*Task prompt*
Look through the material and copy each line holding "title".
START Raw records
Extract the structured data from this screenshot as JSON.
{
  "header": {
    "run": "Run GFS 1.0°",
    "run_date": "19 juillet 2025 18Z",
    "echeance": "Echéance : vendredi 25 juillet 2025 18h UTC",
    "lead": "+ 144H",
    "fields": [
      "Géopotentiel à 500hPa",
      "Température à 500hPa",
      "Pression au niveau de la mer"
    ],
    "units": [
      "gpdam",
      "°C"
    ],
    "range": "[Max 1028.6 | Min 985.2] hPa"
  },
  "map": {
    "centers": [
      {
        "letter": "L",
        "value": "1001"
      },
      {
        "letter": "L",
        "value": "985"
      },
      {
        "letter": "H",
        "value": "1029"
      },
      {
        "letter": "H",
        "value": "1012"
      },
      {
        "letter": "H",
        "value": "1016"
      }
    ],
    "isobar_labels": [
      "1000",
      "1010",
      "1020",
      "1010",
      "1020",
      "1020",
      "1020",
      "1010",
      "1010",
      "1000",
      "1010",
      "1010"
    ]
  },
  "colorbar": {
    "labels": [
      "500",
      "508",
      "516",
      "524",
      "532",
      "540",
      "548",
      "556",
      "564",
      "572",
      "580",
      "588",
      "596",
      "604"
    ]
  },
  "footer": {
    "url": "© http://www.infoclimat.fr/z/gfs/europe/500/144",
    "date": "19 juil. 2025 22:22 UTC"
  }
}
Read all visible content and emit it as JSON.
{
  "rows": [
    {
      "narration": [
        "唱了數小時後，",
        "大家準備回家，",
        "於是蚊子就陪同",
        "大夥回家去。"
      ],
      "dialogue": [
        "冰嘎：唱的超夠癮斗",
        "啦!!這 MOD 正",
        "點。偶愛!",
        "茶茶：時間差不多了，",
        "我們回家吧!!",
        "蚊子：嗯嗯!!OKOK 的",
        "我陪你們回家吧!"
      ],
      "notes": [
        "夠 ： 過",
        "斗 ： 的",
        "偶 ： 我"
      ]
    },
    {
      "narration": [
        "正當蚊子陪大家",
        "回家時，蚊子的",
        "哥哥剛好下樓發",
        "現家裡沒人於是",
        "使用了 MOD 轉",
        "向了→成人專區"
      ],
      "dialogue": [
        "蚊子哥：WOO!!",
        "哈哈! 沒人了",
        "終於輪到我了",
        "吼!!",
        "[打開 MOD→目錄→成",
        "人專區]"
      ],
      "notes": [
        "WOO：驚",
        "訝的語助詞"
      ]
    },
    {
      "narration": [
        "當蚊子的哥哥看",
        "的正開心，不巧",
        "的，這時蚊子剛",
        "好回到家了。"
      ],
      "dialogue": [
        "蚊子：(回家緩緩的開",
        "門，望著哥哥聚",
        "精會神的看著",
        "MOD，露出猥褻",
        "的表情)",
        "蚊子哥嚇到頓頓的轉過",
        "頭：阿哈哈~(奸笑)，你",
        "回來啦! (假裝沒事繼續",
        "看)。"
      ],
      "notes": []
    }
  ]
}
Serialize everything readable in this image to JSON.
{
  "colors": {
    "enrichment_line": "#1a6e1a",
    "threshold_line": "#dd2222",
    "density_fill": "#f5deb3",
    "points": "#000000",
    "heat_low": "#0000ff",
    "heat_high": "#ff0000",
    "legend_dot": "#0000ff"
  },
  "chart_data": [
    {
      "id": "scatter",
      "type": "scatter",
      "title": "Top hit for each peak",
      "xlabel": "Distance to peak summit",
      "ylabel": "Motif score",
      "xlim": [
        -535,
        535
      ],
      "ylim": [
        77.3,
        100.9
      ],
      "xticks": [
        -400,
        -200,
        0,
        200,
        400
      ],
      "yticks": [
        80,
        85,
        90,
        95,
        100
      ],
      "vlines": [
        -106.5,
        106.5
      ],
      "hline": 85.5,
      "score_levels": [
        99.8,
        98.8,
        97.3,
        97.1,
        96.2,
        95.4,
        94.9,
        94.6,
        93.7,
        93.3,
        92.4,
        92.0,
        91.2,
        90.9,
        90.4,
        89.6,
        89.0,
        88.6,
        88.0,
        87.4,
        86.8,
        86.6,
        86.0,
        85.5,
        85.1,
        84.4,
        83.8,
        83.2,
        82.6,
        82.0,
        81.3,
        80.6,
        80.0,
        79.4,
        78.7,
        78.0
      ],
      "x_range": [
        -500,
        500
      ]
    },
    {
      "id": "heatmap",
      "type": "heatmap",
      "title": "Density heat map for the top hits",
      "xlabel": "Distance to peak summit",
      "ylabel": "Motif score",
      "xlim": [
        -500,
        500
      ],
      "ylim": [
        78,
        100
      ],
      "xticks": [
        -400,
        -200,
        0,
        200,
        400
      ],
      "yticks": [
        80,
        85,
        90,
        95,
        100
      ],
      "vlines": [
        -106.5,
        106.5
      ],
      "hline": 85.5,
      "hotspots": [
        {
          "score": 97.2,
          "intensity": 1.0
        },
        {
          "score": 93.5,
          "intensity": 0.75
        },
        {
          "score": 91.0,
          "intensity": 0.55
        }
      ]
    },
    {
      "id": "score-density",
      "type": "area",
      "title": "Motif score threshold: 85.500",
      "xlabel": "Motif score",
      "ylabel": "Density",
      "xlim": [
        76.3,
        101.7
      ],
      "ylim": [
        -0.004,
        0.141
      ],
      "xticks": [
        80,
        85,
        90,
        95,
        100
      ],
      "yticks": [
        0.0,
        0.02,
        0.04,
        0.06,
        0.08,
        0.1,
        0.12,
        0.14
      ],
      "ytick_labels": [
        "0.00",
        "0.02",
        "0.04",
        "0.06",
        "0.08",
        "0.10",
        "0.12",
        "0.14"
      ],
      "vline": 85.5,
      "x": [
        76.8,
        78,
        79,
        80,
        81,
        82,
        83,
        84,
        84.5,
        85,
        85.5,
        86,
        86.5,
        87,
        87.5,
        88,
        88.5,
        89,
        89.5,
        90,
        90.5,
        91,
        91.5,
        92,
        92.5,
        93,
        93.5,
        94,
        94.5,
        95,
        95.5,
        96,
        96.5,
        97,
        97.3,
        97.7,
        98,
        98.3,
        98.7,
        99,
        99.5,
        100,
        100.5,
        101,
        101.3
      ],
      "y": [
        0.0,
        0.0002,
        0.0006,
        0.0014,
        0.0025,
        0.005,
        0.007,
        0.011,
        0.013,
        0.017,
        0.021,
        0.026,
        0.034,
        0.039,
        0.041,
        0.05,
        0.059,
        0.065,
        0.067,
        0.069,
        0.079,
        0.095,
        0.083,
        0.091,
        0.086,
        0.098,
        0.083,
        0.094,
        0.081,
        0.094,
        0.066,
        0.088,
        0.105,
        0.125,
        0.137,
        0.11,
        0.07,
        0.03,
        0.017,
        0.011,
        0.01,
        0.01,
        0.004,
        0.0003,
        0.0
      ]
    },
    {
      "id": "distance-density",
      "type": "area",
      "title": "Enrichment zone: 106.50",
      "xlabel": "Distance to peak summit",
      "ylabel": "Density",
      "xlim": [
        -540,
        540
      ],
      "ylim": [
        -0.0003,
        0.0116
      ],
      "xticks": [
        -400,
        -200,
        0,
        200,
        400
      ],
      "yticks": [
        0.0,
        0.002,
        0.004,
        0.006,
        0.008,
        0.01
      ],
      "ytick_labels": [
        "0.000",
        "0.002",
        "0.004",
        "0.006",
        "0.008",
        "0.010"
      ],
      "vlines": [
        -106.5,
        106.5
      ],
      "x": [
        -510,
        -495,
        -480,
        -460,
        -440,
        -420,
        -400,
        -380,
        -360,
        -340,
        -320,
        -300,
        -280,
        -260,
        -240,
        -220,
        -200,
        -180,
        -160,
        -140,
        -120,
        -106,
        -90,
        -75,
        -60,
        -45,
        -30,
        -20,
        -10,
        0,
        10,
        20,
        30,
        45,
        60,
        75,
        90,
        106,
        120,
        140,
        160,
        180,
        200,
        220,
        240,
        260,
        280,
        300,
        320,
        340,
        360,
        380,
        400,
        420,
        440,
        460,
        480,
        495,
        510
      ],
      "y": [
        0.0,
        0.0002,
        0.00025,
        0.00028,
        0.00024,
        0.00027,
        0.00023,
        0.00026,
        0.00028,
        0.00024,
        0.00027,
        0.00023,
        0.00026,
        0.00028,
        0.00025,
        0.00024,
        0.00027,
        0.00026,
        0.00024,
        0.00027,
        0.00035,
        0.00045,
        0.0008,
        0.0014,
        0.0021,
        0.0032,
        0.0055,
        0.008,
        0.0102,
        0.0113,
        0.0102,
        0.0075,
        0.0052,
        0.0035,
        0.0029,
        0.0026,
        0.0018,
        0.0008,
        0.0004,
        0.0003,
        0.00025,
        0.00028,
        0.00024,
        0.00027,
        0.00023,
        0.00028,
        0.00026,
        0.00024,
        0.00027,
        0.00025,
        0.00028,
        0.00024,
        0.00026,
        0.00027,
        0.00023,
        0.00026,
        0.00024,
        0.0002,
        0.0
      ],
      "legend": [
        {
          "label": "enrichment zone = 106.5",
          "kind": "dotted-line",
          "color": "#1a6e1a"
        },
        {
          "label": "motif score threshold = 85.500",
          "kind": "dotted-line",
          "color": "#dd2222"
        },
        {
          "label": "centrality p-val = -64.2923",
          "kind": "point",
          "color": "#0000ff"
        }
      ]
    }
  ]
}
END Raw records
*Completed exercise*
      "title": "Top hit for each peak",
      "title": "Density heat map for the top hits",
      "title": "Motif score threshold: 85.500",
      "title": "Enrichment zone: 106.50",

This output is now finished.